Requirement:
Locate every line that holds the string "Option" and copy it.

Provided data:
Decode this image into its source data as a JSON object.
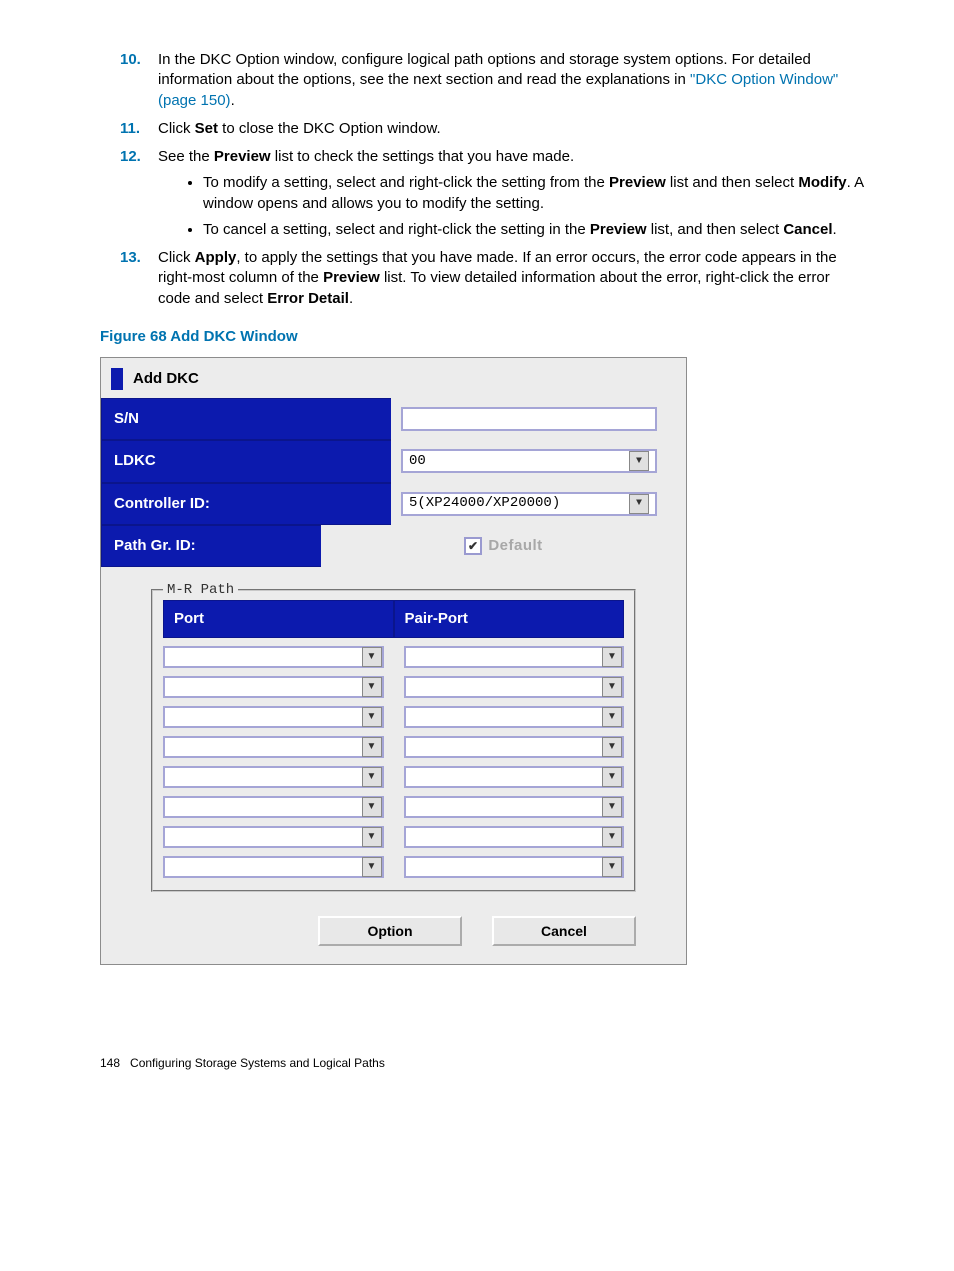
{
  "steps": {
    "s10": {
      "num": "10.",
      "text_a": "In the DKC Option window, configure logical path options and storage system options. For detailed information about the options, see the next section and read the explanations in ",
      "link": "\"DKC Option Window\" (page 150)",
      "text_b": "."
    },
    "s11": {
      "num": "11.",
      "a": "Click ",
      "b": "Set",
      "c": " to close the DKC Option window."
    },
    "s12": {
      "num": "12.",
      "a": "See the ",
      "b": "Preview",
      "c": " list to check the settings that you have made.",
      "bullets": [
        {
          "a": "To modify a setting, select and right-click the setting from the ",
          "b": "Preview",
          "c": " list and then select ",
          "d": "Modify",
          "e": ". A window opens and allows you to modify the setting."
        },
        {
          "a": "To cancel a setting, select and right-click the setting in the ",
          "b": "Preview",
          "c": " list, and then select ",
          "d": "Cancel",
          "e": "."
        }
      ]
    },
    "s13": {
      "num": "13.",
      "a": "Click ",
      "b": "Apply",
      "c": ", to apply the settings that you have made. If an error occurs, the error code appears in the right-most column of the ",
      "d": "Preview",
      "e": " list. To view detailed information about the error, right-click the error code and select ",
      "f": "Error Detail",
      "g": "."
    }
  },
  "figure_caption": "Figure 68 Add DKC Window",
  "dialog": {
    "title": "Add DKC",
    "sn_label": "S/N",
    "sn_value": "",
    "ldkc_label": "LDKC",
    "ldkc_value": "00",
    "controller_label": "Controller ID:",
    "controller_value": "5(XP24000/XP20000)",
    "pathgr_label": "Path Gr. ID:",
    "default_label": "Default",
    "mr_legend": "M-R Path",
    "port_header": "Port",
    "pairport_header": "Pair-Port",
    "option_btn": "Option",
    "cancel_btn": "Cancel"
  },
  "footer": {
    "page": "148",
    "section": "Configuring Storage Systems and Logical Paths"
  }
}
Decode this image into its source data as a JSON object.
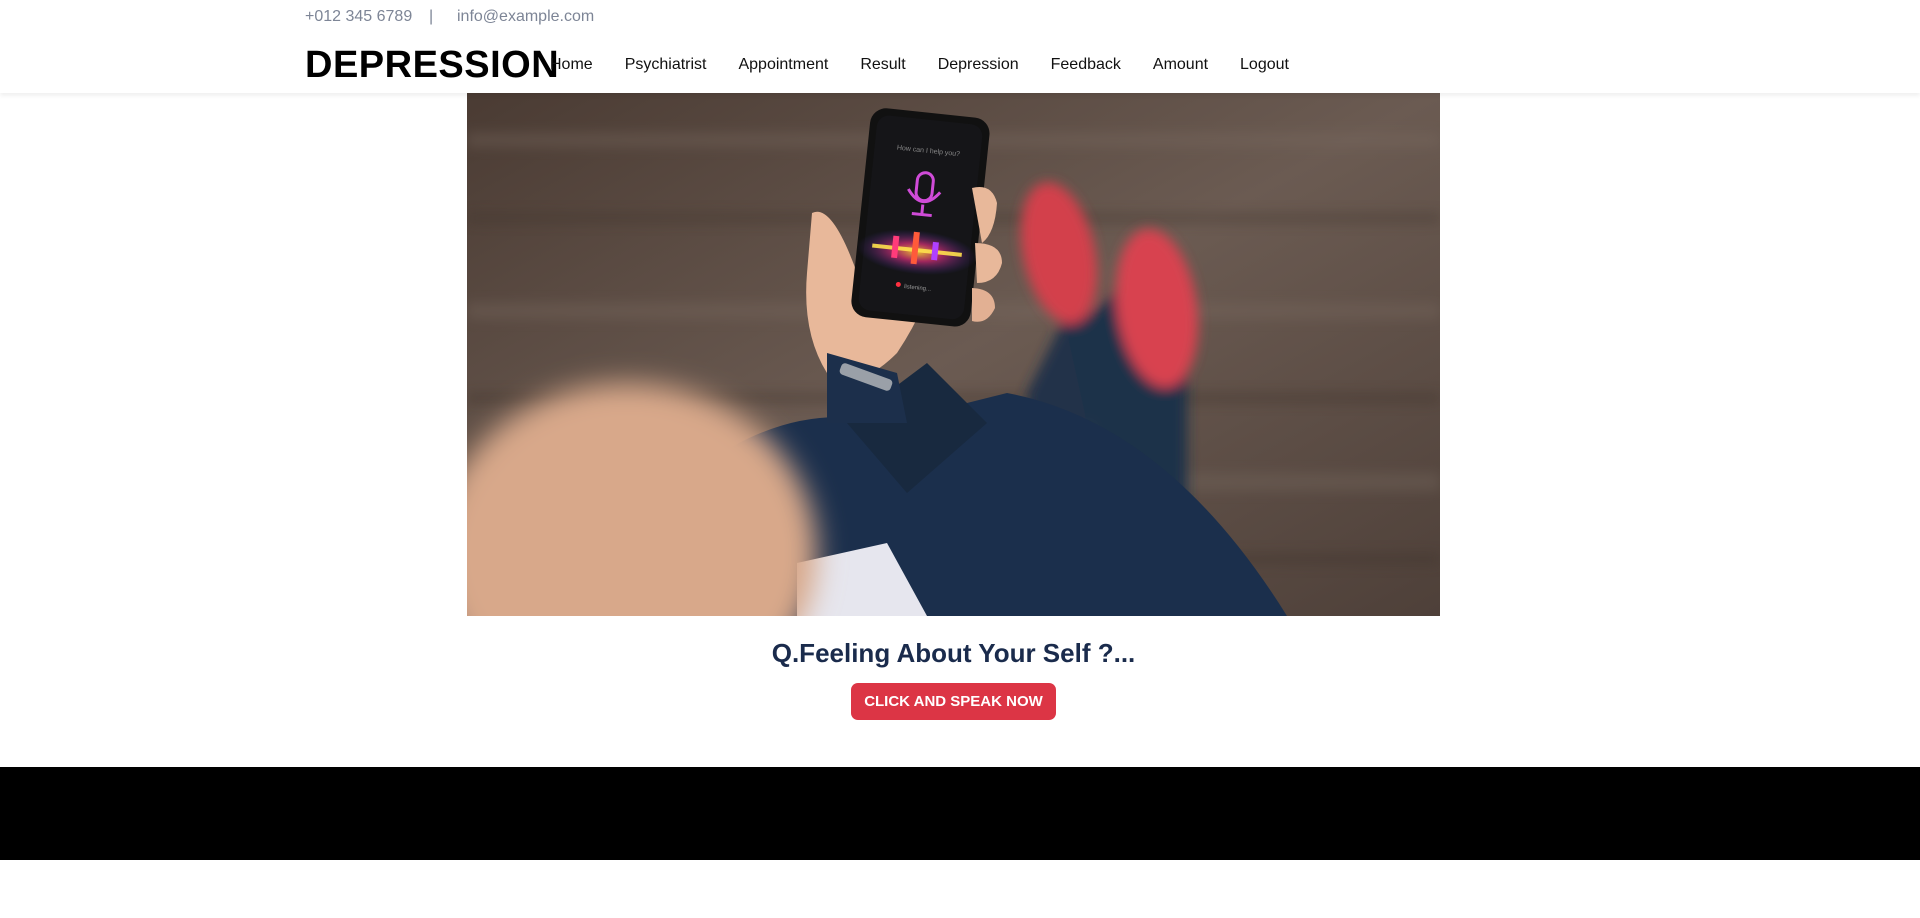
{
  "topbar": {
    "phone": "+012 345 6789",
    "separator": "|",
    "email": "info@example.com"
  },
  "navbar": {
    "brand": "DEPRESSION",
    "items": [
      {
        "label": "Home"
      },
      {
        "label": "Psychiatrist"
      },
      {
        "label": "Appointment"
      },
      {
        "label": "Result"
      },
      {
        "label": "Depression"
      },
      {
        "label": "Feedback"
      },
      {
        "label": "Amount"
      },
      {
        "label": "Logout"
      }
    ]
  },
  "hero": {
    "phone_prompt": "How can I help you?",
    "phone_status": "listening...",
    "colors": {
      "wood": "#5a4a40",
      "jacket": "#1d3350",
      "shoe": "#d8404d",
      "mic": "#d04bd8"
    }
  },
  "main": {
    "question": "Q.Feeling About Your Self ?...",
    "button_label": "CLICK AND SPEAK NOW"
  },
  "colors": {
    "accent": "#dc3545",
    "heading": "#1a2b4c",
    "muted": "#7d8596",
    "footer": "#000000"
  }
}
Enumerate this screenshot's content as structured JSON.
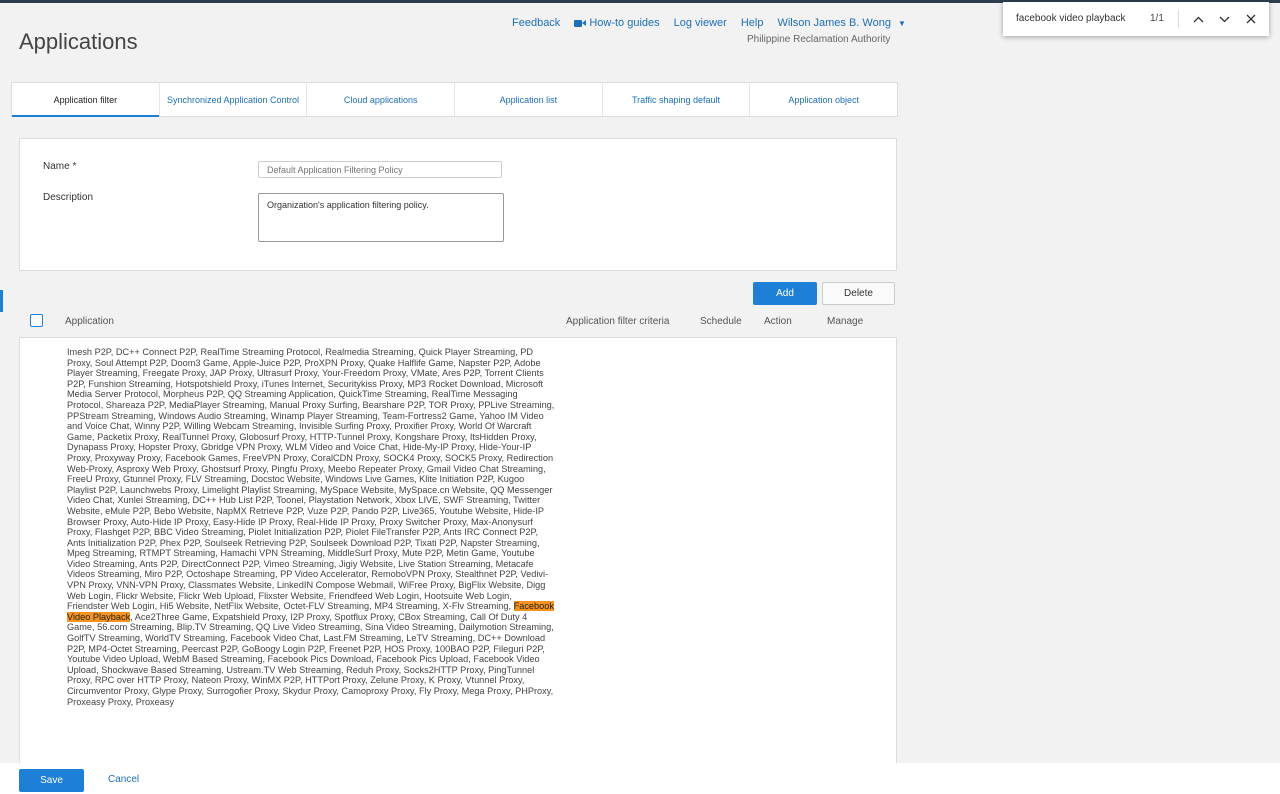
{
  "header": {
    "title": "Applications",
    "links": [
      "Feedback",
      "How-to guides",
      "Log viewer",
      "Help"
    ],
    "user": "Wilson James B. Wong",
    "organization": "Philippine Reclamation Authority"
  },
  "find_bar": {
    "query": "facebook video playback",
    "count": "1/1"
  },
  "tabs": [
    "Application filter",
    "Synchronized Application Control",
    "Cloud applications",
    "Application list",
    "Traffic shaping default",
    "Application object"
  ],
  "form": {
    "name_label": "Name *",
    "name_placeholder": "Default Application Filtering Policy",
    "description_label": "Description",
    "description_value": "Organization's application filtering policy."
  },
  "toolbar": {
    "add_label": "Add",
    "delete_label": "Delete"
  },
  "table": {
    "columns": {
      "application": "Application",
      "criteria": "Application filter criteria",
      "schedule": "Schedule",
      "action": "Action",
      "manage": "Manage"
    },
    "row": {
      "text_before": "Imesh P2P, DC++ Connect P2P, RealTime Streaming Protocol, Realmedia Streaming, Quick Player Streaming, PD Proxy, Soul Attempt P2P, Doom3 Game, Apple-Juice P2P, ProXPN Proxy, Quake Halflife Game, Napster P2P, Adobe Player Streaming, Freegate Proxy, JAP Proxy, Ultrasurf Proxy, Your-Freedom Proxy, VMate, Ares P2P, Torrent Clients P2P, Funshion Streaming, Hotspotshield Proxy, iTunes Internet, Securitykiss Proxy, MP3 Rocket Download, Microsoft Media Server Protocol, Morpheus P2P, QQ Streaming Application, QuickTime Streaming, RealTime Messaging Protocol, Shareaza P2P, MediaPlayer Streaming, Manual Proxy Surfing, Bearshare P2P, TOR Proxy, PPLive Streaming, PPStream Streaming, Windows Audio Streaming, Winamp Player Streaming, Team-Fortress2 Game, Yahoo IM Video and Voice Chat, Winny P2P, Willing Webcam Streaming, Invisible Surfing Proxy, Proxifier Proxy, World Of Warcraft Game, Packetix Proxy, RealTunnel Proxy, Globosurf Proxy, HTTP-Tunnel Proxy, Kongshare Proxy, ItsHidden Proxy, Dynapass Proxy, Hopster Proxy, Gbridge VPN Proxy, WLM Video and Voice Chat, Hide-My-IP Proxy, Hide-Your-IP Proxy, Proxyway Proxy, Facebook Games, FreeVPN Proxy, CoralCDN Proxy, SOCK4 Proxy, SOCK5 Proxy, Redirection Web-Proxy, Asproxy Web Proxy, Ghostsurf Proxy, Pingfu Proxy, Meebo Repeater Proxy, Gmail Video Chat Streaming, FreeU Proxy, Gtunnel Proxy, FLV Streaming, Docstoc Website, Windows Live Games, Klite Initiation P2P, Kugoo Playlist P2P, Launchwebs Proxy, Limelight Playlist Streaming, MySpace Website, MySpace.cn Website, QQ Messenger Video Chat, Xunlei Streaming, DC++ Hub List P2P, Toonel, Playstation Network, Xbox LIVE, SWF Streaming, Twitter Website, eMule P2P, Bebo Website, NapMX Retrieve P2P, Vuze P2P, Pando P2P, Live365, Youtube Website, Hide-IP Browser Proxy, Auto-Hide IP Proxy, Easy-Hide IP Proxy, Real-Hide IP Proxy, Proxy Switcher Proxy, Max-Anonysurf Proxy, Flashget P2P, BBC Video Streaming, Piolet Initialization P2P, Piolet FileTransfer P2P, Ants IRC Connect P2P, Ants Initialization P2P, Phex P2P, Soulseek Retrieving P2P, Soulseek Download P2P, Tixati P2P, Napster Streaming, Mpeg Streaming, RTMPT Streaming, Hamachi VPN Streaming, MiddleSurf Proxy, Mute P2P, Metin Game, Youtube Video Streaming, Ants P2P, DirectConnect P2P, Vimeo Streaming, Jigiy Website, Live Station Streaming, Metacafe Videos Streaming, Miro P2P, Octoshape Streaming, PP Video Accelerator, RemoboVPN Proxy, Stealthnet P2P, Vedivi-VPN Proxy, VNN-VPN Proxy, Classmates Website, LinkedIN Compose Webmail, WiFree Proxy, BigFlix Website, Digg Web Login, Flickr Website, Flickr Web Upload, Flixster Website, Friendfeed Web Login, Hootsuite Web Login, Friendster Web Login, Hi5 Website, NetFlix Website, Octet-FLV Streaming, MP4 Streaming, X-Flv Streaming, ",
      "highlight": "Facebook Video Playback",
      "text_after": ", Ace2Three Game, Expatshield Proxy, I2P Proxy, Spotflux Proxy, CBox Streaming, Call Of Duty 4 Game, 56.com Streaming, Blip.TV Streaming, QQ Live Video Streaming, Sina Video Streaming, Dailymotion Streaming, GolfTV Streaming, WorldTV Streaming, Facebook Video Chat, Last.FM Streaming, LeTV Streaming, DC++ Download P2P, MP4-Octet Streaming, Peercast P2P, GoBoogy Login P2P, Freenet P2P, HOS Proxy, 100BAO P2P, Fileguri P2P, Youtube Video Upload, WebM Based Streaming, Facebook Pics Download, Facebook Pics Upload, Facebook Video Upload, Shockwave Based Streaming, Ustream.TV Web Streaming, Reduh Proxy, Socks2HTTP Proxy, PingTunnel Proxy, RPC over HTTP Proxy, Nateon Proxy, WinMX P2P, HTTPort Proxy, Zelune Proxy, K Proxy, Vtunnel Proxy, Circumventor Proxy, Glype Proxy, Surrogofier Proxy, Skydur Proxy, Camoproxy Proxy, Fly Proxy, Mega Proxy, PHProxy, Proxeasy Proxy, Proxeasy"
    }
  },
  "footer": {
    "save_label": "Save",
    "cancel_label": "Cancel"
  },
  "colors": {
    "accent": "#1d7fd6",
    "highlight": "#f7931e",
    "link": "#1d6fb8"
  }
}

Full response:
      "text_a": "In the DKC Option window, configure logical path options and storage system options. For detailed information about the options, see the next section and read the explanations in ",
      "link": "\"DKC Option Window\" (page 150)",
      "c": " to close the DKC Option window."
    "option_btn": "Option",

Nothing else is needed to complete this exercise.